■ Aim ■
Write out the material again word for word, dropping any images it holds.

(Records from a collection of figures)
(begin)

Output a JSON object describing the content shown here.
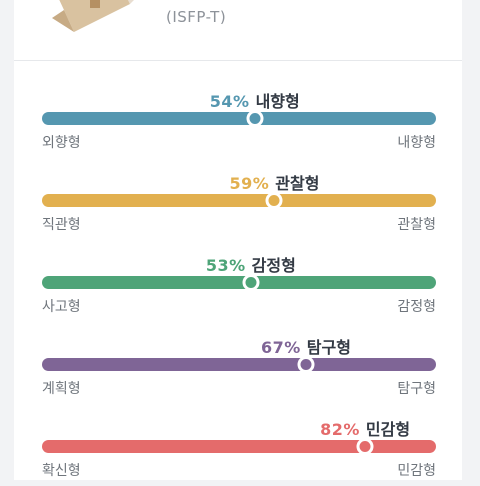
{
  "profile": {
    "type_code": "(ISFP-T)"
  },
  "traits": [
    {
      "percent": 54,
      "percent_label": "54%",
      "name": "내향형",
      "left_label": "외향형",
      "right_label": "내향형",
      "color": "#5597b0"
    },
    {
      "percent": 59,
      "percent_label": "59%",
      "name": "관찰형",
      "left_label": "직관형",
      "right_label": "관찰형",
      "color": "#e2b04f"
    },
    {
      "percent": 53,
      "percent_label": "53%",
      "name": "감정형",
      "left_label": "사고형",
      "right_label": "감정형",
      "color": "#4ea478"
    },
    {
      "percent": 67,
      "percent_label": "67%",
      "name": "탐구형",
      "left_label": "계획형",
      "right_label": "탐구형",
      "color": "#7f6596"
    },
    {
      "percent": 82,
      "percent_label": "82%",
      "name": "민감형",
      "left_label": "확신형",
      "right_label": "민감형",
      "color": "#e46b6b"
    }
  ]
}
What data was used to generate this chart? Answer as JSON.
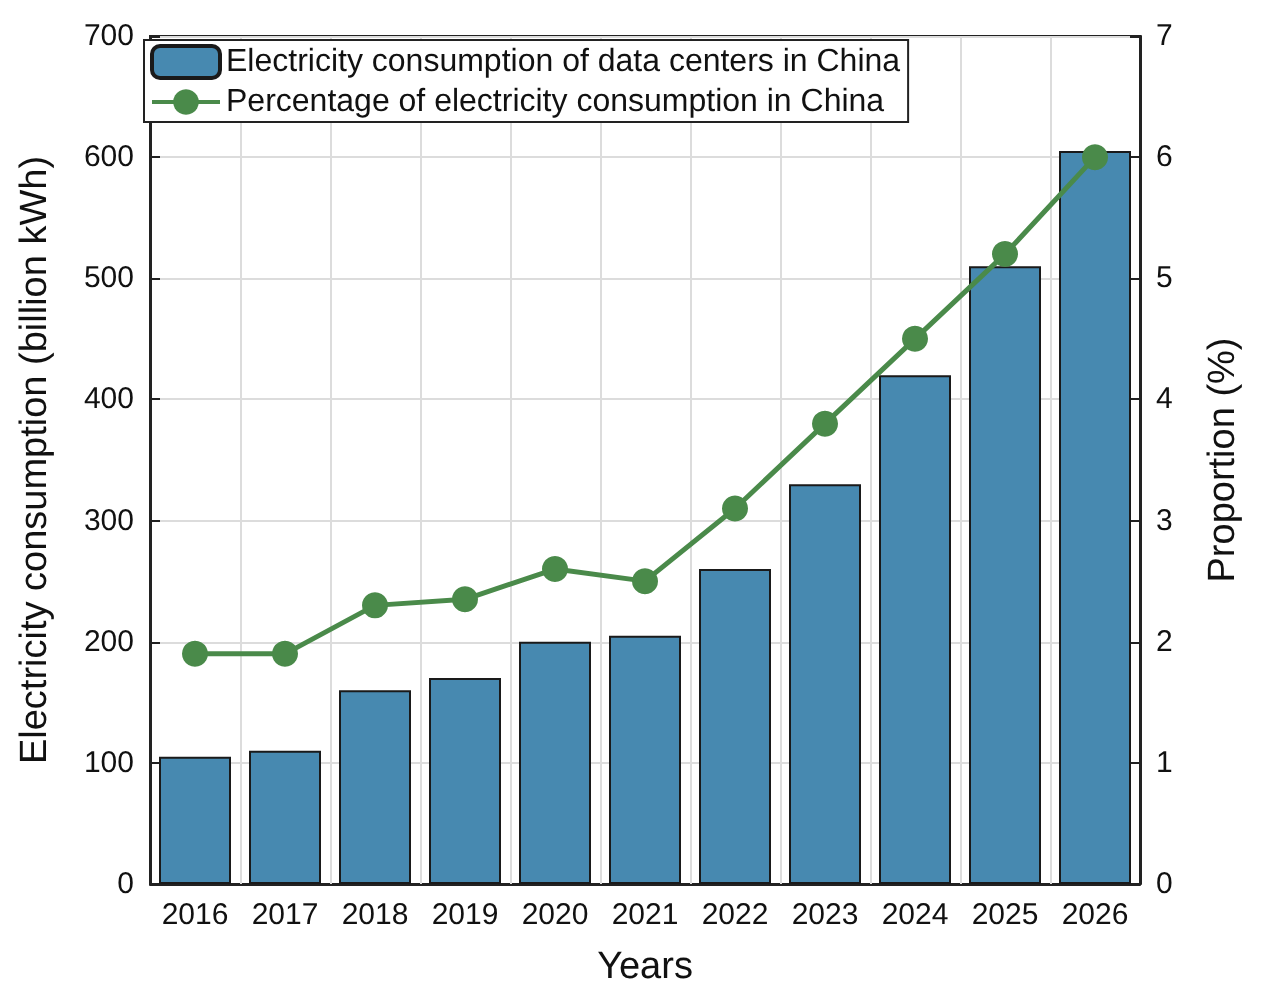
{
  "chart_data": {
    "type": "bar",
    "xlabel": "Years",
    "ylabel": "Electricity consumption (billion kWh)",
    "y2label": "Proportion (%)",
    "categories": [
      "2016",
      "2017",
      "2018",
      "2019",
      "2020",
      "2021",
      "2022",
      "2023",
      "2024",
      "2025",
      "2026"
    ],
    "series": [
      {
        "name": "Electricity consumption of data centers in China",
        "color": "#4789b0",
        "values": [
          105,
          110,
          160,
          170,
          200,
          205,
          260,
          330,
          420,
          510,
          605
        ]
      },
      {
        "name": "Percentage of electricity consumption in China",
        "type": "line",
        "axis": "y2",
        "color": "#4a8a4a",
        "values": [
          1.9,
          1.9,
          2.3,
          2.35,
          2.6,
          2.5,
          3.1,
          3.8,
          4.5,
          5.2,
          6.0
        ]
      }
    ],
    "ylim": [
      0,
      700
    ],
    "yticks": [
      0,
      100,
      200,
      300,
      400,
      500,
      600,
      700
    ],
    "y2lim": [
      0,
      7
    ],
    "y2ticks": [
      0,
      1,
      2,
      3,
      4,
      5,
      6,
      7
    ],
    "grid": true,
    "legend": "top left",
    "marker": "circle"
  }
}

(end)

■ The result ■
Output a JSON object describing the content shown here.
{
  "profile": {
    "type_code": "(ISFP-T)"
  },
  "traits": [
    {
      "percent": 54,
      "percent_label": "54%",
      "name": "내향형",
      "left_label": "외향형",
      "right_label": "내향형",
      "color": "#5597b0"
    },
    {
      "percent": 59,
      "percent_label": "59%",
      "name": "관찰형",
      "left_label": "직관형",
      "right_label": "관찰형",
      "color": "#e2b04f"
    },
    {
      "percent": 53,
      "percent_label": "53%",
      "name": "감정형",
      "left_label": "사고형",
      "right_label": "감정형",
      "color": "#4ea478"
    },
    {
      "percent": 67,
      "percent_label": "67%",
      "name": "탐구형",
      "left_label": "계획형",
      "right_label": "탐구형",
      "color": "#7f6596"
    },
    {
      "percent": 82,
      "percent_label": "82%",
      "name": "민감형",
      "left_label": "확신형",
      "right_label": "민감형",
      "color": "#e46b6b"
    }
  ]
}
What data was used to generate this chart? Answer as JSON.
{
  "chart_data": {
    "type": "bar",
    "xlabel": "Years",
    "ylabel": "Electricity consumption (billion kWh)",
    "y2label": "Proportion (%)",
    "categories": [
      "2016",
      "2017",
      "2018",
      "2019",
      "2020",
      "2021",
      "2022",
      "2023",
      "2024",
      "2025",
      "2026"
    ],
    "series": [
      {
        "name": "Electricity consumption of data centers in China",
        "color": "#4789b0",
        "values": [
          105,
          110,
          160,
          170,
          200,
          205,
          260,
          330,
          420,
          510,
          605
        ]
      },
      {
        "name": "Percentage of electricity consumption in China",
        "type": "line",
        "axis": "y2",
        "color": "#4a8a4a",
        "values": [
          1.9,
          1.9,
          2.3,
          2.35,
          2.6,
          2.5,
          3.1,
          3.8,
          4.5,
          5.2,
          6.0
        ]
      }
    ],
    "ylim": [
      0,
      700
    ],
    "yticks": [
      0,
      100,
      200,
      300,
      400,
      500,
      600,
      700
    ],
    "y2lim": [
      0,
      7
    ],
    "y2ticks": [
      0,
      1,
      2,
      3,
      4,
      5,
      6,
      7
    ],
    "grid": true,
    "legend": "top left",
    "marker": "circle"
  }
}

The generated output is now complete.